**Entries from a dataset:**
● ● ● ● ● ● ●
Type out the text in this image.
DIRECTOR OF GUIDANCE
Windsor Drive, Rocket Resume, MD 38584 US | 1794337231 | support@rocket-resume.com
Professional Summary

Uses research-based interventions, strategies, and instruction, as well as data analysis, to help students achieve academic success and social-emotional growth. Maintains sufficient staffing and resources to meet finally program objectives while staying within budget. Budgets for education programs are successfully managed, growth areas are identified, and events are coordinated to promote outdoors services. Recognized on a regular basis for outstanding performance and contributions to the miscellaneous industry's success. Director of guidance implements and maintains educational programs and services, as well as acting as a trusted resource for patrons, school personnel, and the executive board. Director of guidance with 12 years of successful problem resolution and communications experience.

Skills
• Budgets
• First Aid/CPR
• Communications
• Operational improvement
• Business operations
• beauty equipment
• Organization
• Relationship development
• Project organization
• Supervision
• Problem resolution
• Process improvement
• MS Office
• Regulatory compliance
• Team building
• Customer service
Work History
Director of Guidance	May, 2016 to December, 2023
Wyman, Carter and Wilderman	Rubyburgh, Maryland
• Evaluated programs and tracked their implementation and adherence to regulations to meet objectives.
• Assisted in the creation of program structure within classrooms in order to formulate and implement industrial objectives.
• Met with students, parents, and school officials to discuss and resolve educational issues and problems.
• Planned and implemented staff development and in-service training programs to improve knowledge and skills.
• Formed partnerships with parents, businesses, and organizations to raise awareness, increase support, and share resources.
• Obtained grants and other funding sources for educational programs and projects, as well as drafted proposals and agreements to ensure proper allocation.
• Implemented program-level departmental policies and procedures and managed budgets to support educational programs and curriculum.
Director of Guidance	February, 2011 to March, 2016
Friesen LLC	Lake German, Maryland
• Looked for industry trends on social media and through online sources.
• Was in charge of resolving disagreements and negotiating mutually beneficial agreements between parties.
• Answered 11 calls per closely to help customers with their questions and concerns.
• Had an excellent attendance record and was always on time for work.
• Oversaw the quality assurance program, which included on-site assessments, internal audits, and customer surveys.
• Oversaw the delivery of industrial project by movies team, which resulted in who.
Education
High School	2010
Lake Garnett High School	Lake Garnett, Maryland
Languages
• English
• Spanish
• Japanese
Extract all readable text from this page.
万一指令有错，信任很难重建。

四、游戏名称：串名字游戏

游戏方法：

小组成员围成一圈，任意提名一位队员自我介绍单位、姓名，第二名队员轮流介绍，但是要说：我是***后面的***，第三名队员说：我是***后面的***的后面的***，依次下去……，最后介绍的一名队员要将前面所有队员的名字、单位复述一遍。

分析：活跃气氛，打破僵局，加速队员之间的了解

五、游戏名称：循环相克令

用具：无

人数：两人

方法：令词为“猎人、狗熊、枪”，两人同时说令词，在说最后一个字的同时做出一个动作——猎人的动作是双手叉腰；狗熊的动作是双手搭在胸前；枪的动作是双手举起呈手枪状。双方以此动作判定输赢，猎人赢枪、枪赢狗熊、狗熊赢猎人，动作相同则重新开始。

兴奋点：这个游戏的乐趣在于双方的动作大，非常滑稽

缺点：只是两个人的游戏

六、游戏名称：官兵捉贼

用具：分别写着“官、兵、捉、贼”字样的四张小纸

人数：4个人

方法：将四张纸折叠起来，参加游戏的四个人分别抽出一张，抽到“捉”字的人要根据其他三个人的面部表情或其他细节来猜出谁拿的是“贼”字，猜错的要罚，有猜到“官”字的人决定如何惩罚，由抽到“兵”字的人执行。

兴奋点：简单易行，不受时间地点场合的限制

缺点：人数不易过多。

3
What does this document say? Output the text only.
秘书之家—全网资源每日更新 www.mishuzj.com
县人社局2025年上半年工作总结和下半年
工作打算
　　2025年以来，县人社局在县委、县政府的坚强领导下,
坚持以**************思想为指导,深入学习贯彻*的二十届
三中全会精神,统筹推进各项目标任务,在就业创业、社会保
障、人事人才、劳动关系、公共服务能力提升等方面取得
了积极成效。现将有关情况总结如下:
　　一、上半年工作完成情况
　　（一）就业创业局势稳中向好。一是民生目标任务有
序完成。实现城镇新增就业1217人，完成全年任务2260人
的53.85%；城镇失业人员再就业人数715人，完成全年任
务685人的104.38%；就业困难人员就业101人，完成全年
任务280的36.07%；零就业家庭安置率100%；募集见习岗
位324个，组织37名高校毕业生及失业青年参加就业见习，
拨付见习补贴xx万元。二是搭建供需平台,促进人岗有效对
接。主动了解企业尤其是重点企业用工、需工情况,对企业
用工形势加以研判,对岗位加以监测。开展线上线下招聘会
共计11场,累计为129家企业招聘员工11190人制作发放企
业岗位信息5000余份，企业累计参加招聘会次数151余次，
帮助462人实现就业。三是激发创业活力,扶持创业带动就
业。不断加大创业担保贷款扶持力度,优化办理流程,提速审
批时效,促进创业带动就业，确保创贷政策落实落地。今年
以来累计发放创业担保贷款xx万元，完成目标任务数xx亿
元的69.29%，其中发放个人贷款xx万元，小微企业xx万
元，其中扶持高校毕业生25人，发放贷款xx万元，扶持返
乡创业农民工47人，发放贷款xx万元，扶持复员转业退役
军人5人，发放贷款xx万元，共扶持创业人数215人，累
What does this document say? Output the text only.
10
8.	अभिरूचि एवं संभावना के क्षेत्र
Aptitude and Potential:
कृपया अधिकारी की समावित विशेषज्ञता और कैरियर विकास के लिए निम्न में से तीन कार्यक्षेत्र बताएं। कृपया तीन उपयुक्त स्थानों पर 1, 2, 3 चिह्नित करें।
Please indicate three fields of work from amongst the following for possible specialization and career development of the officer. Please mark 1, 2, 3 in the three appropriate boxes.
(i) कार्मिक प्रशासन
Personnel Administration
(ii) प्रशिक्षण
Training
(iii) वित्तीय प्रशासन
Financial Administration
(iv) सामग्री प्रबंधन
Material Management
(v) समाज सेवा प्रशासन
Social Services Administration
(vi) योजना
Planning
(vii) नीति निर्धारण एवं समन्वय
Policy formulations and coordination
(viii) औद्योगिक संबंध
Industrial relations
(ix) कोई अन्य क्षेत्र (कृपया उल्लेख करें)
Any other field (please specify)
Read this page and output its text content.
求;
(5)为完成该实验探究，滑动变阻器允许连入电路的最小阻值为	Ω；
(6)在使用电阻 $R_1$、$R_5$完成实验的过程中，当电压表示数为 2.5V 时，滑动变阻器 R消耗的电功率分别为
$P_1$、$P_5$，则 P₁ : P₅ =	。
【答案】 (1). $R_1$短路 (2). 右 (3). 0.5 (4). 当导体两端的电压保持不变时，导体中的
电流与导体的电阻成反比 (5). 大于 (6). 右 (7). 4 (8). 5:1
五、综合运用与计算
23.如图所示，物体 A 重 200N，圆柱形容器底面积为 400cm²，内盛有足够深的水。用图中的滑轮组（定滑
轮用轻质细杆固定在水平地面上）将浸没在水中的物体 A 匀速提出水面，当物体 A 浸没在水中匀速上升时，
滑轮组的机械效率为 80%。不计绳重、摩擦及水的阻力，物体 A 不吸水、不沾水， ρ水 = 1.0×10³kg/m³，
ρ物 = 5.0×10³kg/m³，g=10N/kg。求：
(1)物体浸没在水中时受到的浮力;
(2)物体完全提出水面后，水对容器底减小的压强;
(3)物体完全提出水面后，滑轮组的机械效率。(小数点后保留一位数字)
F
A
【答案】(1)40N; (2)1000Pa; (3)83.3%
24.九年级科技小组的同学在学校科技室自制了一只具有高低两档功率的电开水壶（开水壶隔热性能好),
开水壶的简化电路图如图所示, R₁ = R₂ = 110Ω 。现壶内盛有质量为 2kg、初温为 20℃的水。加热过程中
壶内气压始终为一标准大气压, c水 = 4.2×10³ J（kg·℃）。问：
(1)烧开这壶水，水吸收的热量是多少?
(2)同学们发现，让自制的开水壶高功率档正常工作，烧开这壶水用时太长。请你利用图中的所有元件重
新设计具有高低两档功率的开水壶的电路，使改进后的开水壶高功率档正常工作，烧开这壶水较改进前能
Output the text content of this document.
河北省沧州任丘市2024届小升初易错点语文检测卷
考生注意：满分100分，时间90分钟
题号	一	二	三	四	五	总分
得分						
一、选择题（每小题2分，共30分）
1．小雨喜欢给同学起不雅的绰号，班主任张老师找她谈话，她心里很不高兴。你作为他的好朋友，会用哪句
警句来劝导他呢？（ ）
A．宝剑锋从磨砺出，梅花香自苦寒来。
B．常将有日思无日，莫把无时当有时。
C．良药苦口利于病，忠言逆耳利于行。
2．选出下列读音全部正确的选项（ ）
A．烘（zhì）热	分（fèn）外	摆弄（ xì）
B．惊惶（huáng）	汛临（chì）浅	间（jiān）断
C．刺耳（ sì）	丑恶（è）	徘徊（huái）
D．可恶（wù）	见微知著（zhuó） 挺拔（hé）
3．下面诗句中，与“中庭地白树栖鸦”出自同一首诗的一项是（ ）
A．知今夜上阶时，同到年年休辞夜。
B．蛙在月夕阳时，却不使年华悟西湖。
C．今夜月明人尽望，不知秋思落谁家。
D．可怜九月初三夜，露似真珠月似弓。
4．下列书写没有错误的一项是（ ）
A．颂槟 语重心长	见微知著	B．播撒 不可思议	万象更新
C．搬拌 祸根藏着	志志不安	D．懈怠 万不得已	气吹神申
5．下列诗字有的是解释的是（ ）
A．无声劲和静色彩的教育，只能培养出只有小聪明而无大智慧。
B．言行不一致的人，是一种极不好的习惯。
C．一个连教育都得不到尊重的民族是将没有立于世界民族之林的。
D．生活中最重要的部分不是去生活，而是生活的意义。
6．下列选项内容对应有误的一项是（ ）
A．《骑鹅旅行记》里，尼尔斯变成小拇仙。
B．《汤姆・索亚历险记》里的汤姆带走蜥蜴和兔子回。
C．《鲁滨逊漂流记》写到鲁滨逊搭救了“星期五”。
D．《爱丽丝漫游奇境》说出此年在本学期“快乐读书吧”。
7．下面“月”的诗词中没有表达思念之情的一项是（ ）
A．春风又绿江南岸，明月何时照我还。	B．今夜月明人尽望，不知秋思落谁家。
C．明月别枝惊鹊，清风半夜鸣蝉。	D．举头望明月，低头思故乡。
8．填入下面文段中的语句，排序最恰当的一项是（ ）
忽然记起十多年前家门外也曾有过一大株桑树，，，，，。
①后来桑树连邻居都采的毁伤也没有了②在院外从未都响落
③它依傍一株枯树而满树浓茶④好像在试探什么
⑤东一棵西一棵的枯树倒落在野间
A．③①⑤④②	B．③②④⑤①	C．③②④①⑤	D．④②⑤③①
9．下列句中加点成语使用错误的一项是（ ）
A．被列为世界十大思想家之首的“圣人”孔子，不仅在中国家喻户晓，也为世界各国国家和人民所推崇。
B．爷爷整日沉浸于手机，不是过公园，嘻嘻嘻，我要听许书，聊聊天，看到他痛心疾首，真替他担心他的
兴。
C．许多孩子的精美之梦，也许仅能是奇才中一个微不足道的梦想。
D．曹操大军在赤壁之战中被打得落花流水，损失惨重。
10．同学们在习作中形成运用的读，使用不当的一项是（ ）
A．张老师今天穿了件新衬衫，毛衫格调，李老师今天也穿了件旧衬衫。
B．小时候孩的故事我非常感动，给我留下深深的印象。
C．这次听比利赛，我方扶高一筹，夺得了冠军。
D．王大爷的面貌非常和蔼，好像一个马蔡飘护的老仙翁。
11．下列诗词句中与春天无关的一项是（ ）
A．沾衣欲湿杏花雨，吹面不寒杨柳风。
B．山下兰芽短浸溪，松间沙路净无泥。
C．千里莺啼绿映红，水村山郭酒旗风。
● ● ● ● ● ● ●
**What to do:**
What count of lines in the listing contain the word "managed"? Reply with the number only.

**Answer to the exercise:**
2